WHAT THE TASK REQUIRES
Collect all lines containing the word "Brush" from the data.

════

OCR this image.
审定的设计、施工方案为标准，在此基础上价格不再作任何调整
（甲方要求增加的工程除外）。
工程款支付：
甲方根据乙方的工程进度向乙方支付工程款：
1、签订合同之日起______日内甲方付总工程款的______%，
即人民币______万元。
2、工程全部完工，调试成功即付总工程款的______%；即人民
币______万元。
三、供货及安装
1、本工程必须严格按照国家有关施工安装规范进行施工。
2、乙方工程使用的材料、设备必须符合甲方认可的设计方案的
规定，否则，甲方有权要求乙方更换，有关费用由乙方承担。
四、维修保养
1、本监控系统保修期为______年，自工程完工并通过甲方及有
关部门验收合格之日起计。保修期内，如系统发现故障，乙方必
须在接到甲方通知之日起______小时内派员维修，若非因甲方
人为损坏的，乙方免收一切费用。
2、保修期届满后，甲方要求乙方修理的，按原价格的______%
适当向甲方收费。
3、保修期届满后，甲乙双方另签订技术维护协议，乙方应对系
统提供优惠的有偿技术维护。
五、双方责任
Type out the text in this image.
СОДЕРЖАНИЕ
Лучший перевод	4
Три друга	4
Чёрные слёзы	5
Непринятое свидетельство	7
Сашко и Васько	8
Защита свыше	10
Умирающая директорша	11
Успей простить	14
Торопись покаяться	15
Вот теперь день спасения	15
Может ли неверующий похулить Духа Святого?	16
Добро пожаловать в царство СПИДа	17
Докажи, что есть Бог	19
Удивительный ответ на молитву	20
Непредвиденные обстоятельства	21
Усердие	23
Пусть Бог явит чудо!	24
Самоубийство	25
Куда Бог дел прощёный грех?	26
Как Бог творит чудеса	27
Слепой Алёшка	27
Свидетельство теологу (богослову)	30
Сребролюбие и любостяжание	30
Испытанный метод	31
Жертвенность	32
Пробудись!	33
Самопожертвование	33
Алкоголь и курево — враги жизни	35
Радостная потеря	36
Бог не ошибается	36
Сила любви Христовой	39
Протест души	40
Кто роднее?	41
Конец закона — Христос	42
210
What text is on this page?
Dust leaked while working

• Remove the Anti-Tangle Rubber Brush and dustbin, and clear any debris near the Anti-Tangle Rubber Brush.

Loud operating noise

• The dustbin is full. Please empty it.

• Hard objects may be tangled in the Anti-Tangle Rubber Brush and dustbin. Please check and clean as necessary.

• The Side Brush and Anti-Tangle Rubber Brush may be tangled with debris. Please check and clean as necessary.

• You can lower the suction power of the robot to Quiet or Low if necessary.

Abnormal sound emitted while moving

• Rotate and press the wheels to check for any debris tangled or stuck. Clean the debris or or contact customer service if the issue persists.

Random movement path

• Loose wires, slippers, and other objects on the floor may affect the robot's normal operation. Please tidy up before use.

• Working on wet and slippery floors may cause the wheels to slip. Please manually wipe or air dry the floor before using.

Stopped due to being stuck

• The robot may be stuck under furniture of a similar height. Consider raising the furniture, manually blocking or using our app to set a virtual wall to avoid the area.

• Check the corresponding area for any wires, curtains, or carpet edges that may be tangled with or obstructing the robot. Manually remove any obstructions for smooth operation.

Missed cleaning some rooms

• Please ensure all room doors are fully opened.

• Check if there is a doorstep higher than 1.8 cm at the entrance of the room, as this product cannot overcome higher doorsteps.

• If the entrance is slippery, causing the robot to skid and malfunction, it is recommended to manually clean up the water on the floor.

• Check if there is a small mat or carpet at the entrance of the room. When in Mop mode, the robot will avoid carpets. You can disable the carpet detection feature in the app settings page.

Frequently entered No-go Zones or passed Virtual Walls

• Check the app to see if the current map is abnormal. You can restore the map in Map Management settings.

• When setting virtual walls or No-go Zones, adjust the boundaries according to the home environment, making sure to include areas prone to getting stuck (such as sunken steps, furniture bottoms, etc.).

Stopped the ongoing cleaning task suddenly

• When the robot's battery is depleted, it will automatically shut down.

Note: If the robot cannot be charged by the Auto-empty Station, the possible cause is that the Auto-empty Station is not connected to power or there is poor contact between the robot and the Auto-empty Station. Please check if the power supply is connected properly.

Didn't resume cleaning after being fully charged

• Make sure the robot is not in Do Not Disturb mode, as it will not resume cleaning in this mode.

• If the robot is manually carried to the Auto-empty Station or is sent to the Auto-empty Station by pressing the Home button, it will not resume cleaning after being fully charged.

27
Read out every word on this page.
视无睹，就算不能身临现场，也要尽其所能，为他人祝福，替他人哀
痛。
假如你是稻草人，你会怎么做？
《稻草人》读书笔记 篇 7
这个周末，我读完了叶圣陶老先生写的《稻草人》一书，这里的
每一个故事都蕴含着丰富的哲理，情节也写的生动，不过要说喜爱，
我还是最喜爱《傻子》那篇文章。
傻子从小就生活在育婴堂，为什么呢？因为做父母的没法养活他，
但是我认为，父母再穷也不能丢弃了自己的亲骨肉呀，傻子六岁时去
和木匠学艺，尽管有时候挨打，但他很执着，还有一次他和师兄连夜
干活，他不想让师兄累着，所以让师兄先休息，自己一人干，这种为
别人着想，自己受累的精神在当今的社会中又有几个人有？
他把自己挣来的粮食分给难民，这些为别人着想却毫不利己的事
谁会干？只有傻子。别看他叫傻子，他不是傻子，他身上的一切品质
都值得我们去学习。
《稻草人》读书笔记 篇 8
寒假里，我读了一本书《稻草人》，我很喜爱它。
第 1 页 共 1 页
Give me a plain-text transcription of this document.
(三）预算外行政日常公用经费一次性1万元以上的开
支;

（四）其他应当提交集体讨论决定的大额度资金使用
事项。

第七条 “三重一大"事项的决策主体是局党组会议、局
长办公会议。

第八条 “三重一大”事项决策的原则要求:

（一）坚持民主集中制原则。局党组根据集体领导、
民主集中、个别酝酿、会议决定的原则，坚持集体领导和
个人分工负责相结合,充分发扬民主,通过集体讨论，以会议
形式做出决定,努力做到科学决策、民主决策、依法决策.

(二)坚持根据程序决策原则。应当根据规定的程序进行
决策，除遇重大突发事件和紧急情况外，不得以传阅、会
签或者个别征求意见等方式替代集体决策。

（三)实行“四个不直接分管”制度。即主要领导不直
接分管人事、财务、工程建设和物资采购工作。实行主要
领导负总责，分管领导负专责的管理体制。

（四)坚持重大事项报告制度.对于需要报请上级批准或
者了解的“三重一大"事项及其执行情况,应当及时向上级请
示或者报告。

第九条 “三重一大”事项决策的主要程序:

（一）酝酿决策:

════

SOLUTION TO THE EXERCISE
• Remove the Anti-Tangle Rubber Brush and dustbin, and clear any debris near the Anti-Tangle Rubber Brush.
• Hard objects may be tangled in the Anti-Tangle Rubber Brush and dustbin. Please check and clean as necessary.
• The Side Brush and Anti-Tangle Rubber Brush may be tangled with debris. Please check and clean as necessary.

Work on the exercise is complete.